## Start Information given

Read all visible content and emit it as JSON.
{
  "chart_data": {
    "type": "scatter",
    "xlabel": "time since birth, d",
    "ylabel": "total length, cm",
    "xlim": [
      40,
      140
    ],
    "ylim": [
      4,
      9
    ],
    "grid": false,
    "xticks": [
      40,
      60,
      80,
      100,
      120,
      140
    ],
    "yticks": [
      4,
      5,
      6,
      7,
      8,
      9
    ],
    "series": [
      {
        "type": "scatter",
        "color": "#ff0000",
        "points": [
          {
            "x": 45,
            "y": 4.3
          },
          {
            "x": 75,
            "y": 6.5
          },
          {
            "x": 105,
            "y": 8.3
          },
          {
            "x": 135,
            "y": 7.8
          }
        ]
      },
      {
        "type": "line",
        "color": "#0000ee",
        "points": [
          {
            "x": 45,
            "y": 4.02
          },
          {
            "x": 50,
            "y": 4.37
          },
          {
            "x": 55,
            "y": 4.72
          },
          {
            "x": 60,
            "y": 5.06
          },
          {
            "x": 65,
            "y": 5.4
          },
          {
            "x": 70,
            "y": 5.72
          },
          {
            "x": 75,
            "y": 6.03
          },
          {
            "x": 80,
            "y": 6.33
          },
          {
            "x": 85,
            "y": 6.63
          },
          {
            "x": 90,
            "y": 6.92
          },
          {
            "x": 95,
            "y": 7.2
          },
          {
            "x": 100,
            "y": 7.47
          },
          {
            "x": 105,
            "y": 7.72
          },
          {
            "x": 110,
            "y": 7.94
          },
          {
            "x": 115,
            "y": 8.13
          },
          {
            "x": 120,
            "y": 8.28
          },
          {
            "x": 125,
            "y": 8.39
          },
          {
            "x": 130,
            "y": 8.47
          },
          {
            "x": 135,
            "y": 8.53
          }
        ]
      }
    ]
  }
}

## End Information given

Task goal:
All of the lines above must be returned exactly.

Answer in full:
Read all visible content and emit it as JSON.
{
  "chart_data": {
    "type": "scatter",
    "xlabel": "time since birth, d",
    "ylabel": "total length, cm",
    "xlim": [
      40,
      140
    ],
    "ylim": [
      4,
      9
    ],
    "grid": false,
    "xticks": [
      40,
      60,
      80,
      100,
      120,
      140
    ],
    "yticks": [
      4,
      5,
      6,
      7,
      8,
      9
    ],
    "series": [
      {
        "type": "scatter",
        "color": "#ff0000",
        "points": [
          {
            "x": 45,
            "y": 4.3
          },
          {
            "x": 75,
            "y": 6.5
          },
          {
            "x": 105,
            "y": 8.3
          },
          {
            "x": 135,
            "y": 7.8
          }
        ]
      },
      {
        "type": "line",
        "color": "#0000ee",
        "points": [
          {
            "x": 45,
            "y": 4.02
          },
          {
            "x": 50,
            "y": 4.37
          },
          {
            "x": 55,
            "y": 4.72
          },
          {
            "x": 60,
            "y": 5.06
          },
          {
            "x": 65,
            "y": 5.4
          },
          {
            "x": 70,
            "y": 5.72
          },
          {
            "x": 75,
            "y": 6.03
          },
          {
            "x": 80,
            "y": 6.33
          },
          {
            "x": 85,
            "y": 6.63
          },
          {
            "x": 90,
            "y": 6.92
          },
          {
            "x": 95,
            "y": 7.2
          },
          {
            "x": 100,
            "y": 7.47
          },
          {
            "x": 105,
            "y": 7.72
          },
          {
            "x": 110,
            "y": 7.94
          },
          {
            "x": 115,
            "y": 8.13
          },
          {
            "x": 120,
            "y": 8.28
          },
          {
            "x": 125,
            "y": 8.39
          },
          {
            "x": 130,
            "y": 8.47
          },
          {
            "x": 135,
            "y": 8.53
          }
        ]
      }
    ]
  }
}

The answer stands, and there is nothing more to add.